INFORMATION SHOWN:
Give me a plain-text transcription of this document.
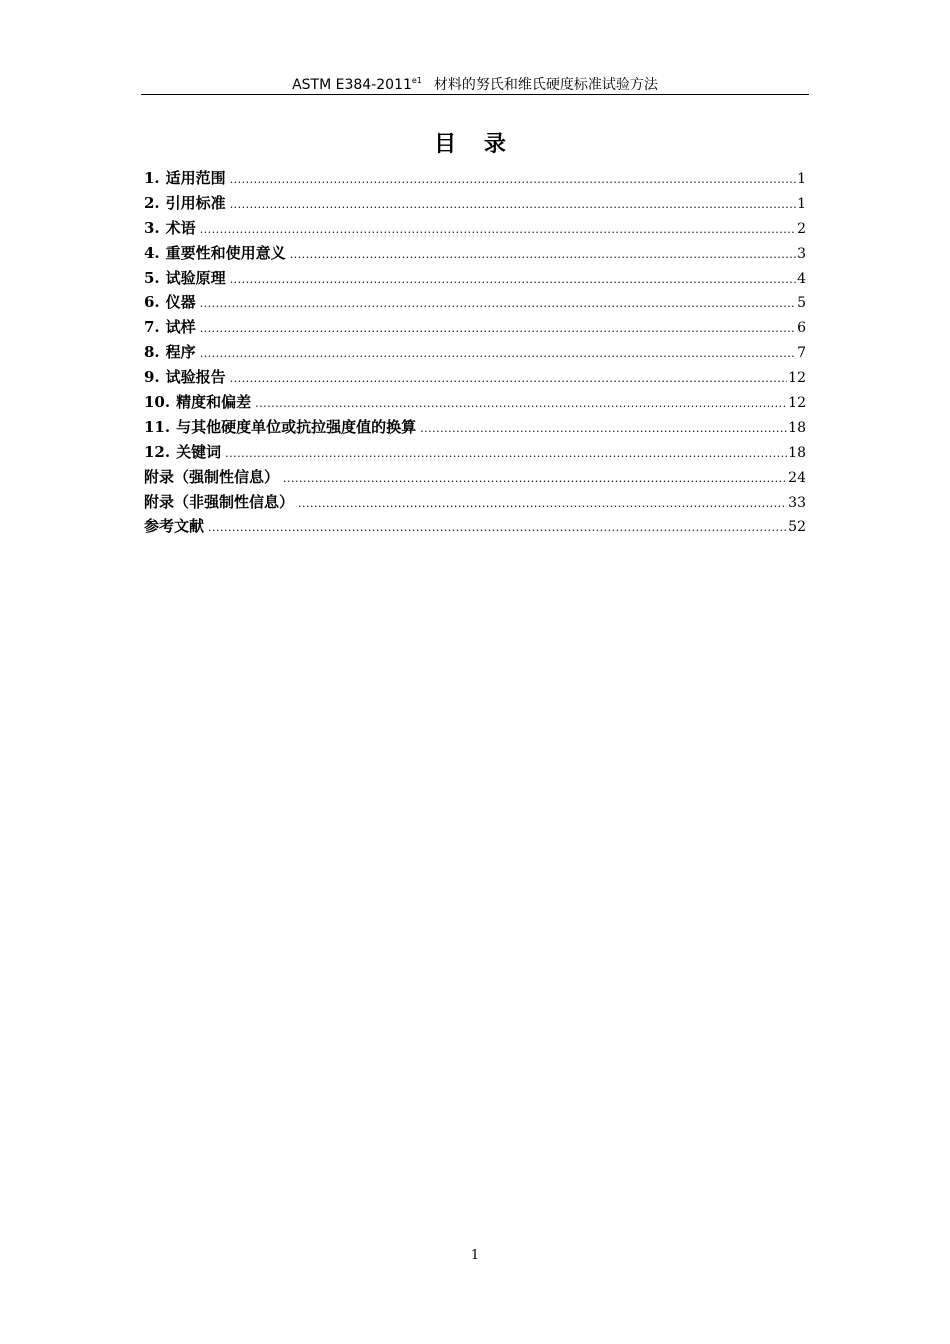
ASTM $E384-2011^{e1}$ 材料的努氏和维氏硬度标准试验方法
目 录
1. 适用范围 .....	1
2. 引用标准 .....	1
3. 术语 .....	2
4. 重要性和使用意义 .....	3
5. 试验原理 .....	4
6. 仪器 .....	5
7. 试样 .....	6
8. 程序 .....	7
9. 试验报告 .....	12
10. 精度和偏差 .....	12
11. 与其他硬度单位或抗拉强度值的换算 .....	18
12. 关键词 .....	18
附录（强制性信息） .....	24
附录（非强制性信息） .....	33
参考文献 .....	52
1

WORK TO BE COMPLETED:
Reproduce the material word for word. Any pictures should be left out of the copy.

REPLY:
Give me a plain-text transcription of this document.
ASTM $E384-2011^{e1}$ 材料的努氏和维氏硬度标准试验方法
目 录
1. 适用范围 .....	1
2. 引用标准 .....	1
3. 术语 .....	2
4. 重要性和使用意义 .....	3
5. 试验原理 .....	4
6. 仪器 .....	5
7. 试样 .....	6
8. 程序 .....	7
9. 试验报告 .....	12
10. 精度和偏差 .....	12
11. 与其他硬度单位或抗拉强度值的换算 .....	18
12. 关键词 .....	18
附录（强制性信息） .....	24
附录（非强制性信息） .....	33
参考文献 .....	52
1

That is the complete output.